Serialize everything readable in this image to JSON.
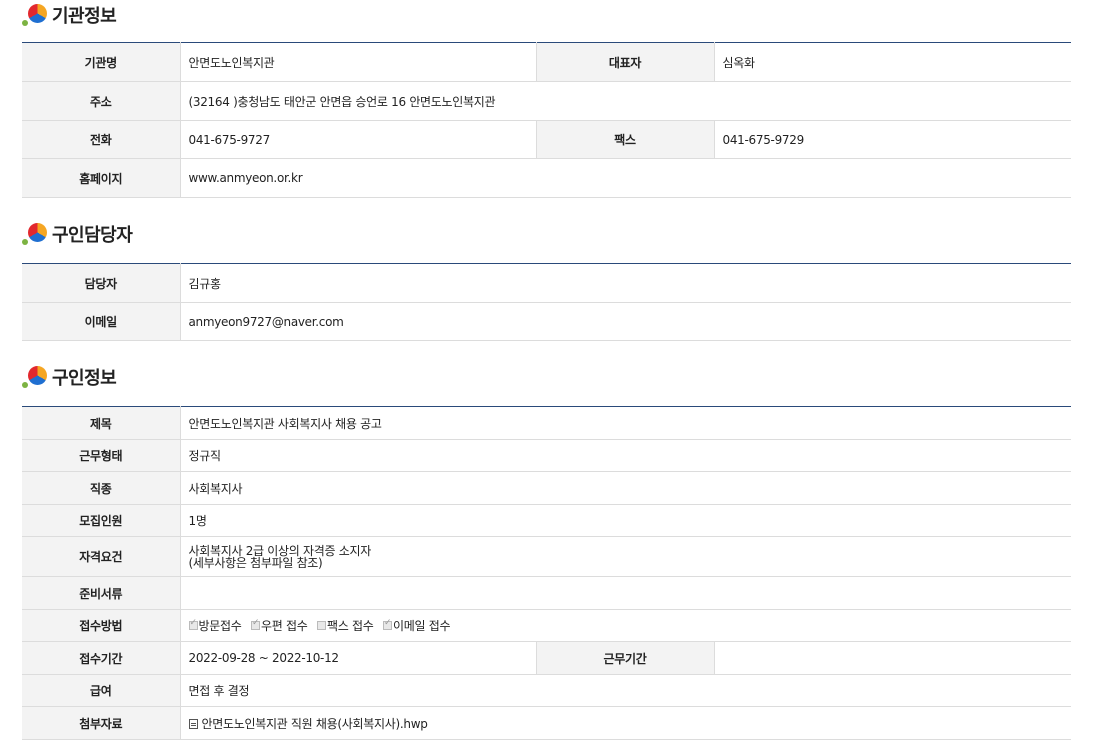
{
  "org_section": {
    "title": "기관정보",
    "rows": {
      "name_label": "기관명",
      "name_value": "안면도노인복지관",
      "rep_label": "대표자",
      "rep_value": "심옥화",
      "addr_label": "주소",
      "addr_value": "(32164 )충청남도 태안군 안면읍 승언로 16 안면도노인복지관",
      "phone_label": "전화",
      "phone_value": "041-675-9727",
      "fax_label": "팩스",
      "fax_value": "041-675-9729",
      "home_label": "홈페이지",
      "home_value": "www.anmyeon.or.kr"
    }
  },
  "contact_section": {
    "title": "구인담당자",
    "rows": {
      "manager_label": "담당자",
      "manager_value": "김규홍",
      "email_label": "이메일",
      "email_value": "anmyeon9727@naver.com"
    }
  },
  "job_section": {
    "title": "구인정보",
    "rows": {
      "subject_label": "제목",
      "subject_value": "안면도노인복지관 사회복지사 채용 공고",
      "worktype_label": "근무형태",
      "worktype_value": "정규직",
      "jobtype_label": "직종",
      "jobtype_value": "사회복지사",
      "headcount_label": "모집인원",
      "headcount_value": "1명",
      "qual_label": "자격요건",
      "qual_line1": "사회복지사 2급 이상의 자격증 소지자",
      "qual_line2": "(세부사항은 첨부파일 참조)",
      "docs_label": "준비서류",
      "docs_value": "",
      "method_label": "접수방법",
      "methods": [
        {
          "label": "방문접수",
          "checked": true
        },
        {
          "label": "우편 접수",
          "checked": true
        },
        {
          "label": "팩스 접수",
          "checked": false
        },
        {
          "label": "이메일 접수",
          "checked": true
        }
      ],
      "period_label": "접수기간",
      "period_value": "2022-09-28 ~ 2022-10-12",
      "workperiod_label": "근무기간",
      "workperiod_value": "",
      "salary_label": "급여",
      "salary_value": "면접 후 결정",
      "attach_label": "첨부자료",
      "attach_value": "안면도노인복지관 직원 채용(사회복지사).hwp"
    }
  }
}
══════════════════════════════
__WORK INSTRUCTIONS__
Restate each entry word for word, please, but drop any images it holds.

__REPLY TO THE EXERCISE__
Serialize everything readable in this image to JSON.
{
  "org_section": {
    "title": "기관정보",
    "rows": {
      "name_label": "기관명",
      "name_value": "안면도노인복지관",
      "rep_label": "대표자",
      "rep_value": "심옥화",
      "addr_label": "주소",
      "addr_value": "(32164 )충청남도 태안군 안면읍 승언로 16 안면도노인복지관",
      "phone_label": "전화",
      "phone_value": "041-675-9727",
      "fax_label": "팩스",
      "fax_value": "041-675-9729",
      "home_label": "홈페이지",
      "home_value": "www.anmyeon.or.kr"
    }
  },
  "contact_section": {
    "title": "구인담당자",
    "rows": {
      "manager_label": "담당자",
      "manager_value": "김규홍",
      "email_label": "이메일",
      "email_value": "anmyeon9727@naver.com"
    }
  },
  "job_section": {
    "title": "구인정보",
    "rows": {
      "subject_label": "제목",
      "subject_value": "안면도노인복지관 사회복지사 채용 공고",
      "worktype_label": "근무형태",
      "worktype_value": "정규직",
      "jobtype_label": "직종",
      "jobtype_value": "사회복지사",
      "headcount_label": "모집인원",
      "headcount_value": "1명",
      "qual_label": "자격요건",
      "qual_line1": "사회복지사 2급 이상의 자격증 소지자",
      "qual_line2": "(세부사항은 첨부파일 참조)",
      "docs_label": "준비서류",
      "docs_value": "",
      "method_label": "접수방법",
      "methods": [
        {
          "label": "방문접수",
          "checked": true
        },
        {
          "label": "우편 접수",
          "checked": true
        },
        {
          "label": "팩스 접수",
          "checked": false
        },
        {
          "label": "이메일 접수",
          "checked": true
        }
      ],
      "period_label": "접수기간",
      "period_value": "2022-09-28 ~ 2022-10-12",
      "workperiod_label": "근무기간",
      "workperiod_value": "",
      "salary_label": "급여",
      "salary_value": "면접 후 결정",
      "attach_label": "첨부자료",
      "attach_value": "안면도노인복지관 직원 채용(사회복지사).hwp"
    }
  }
}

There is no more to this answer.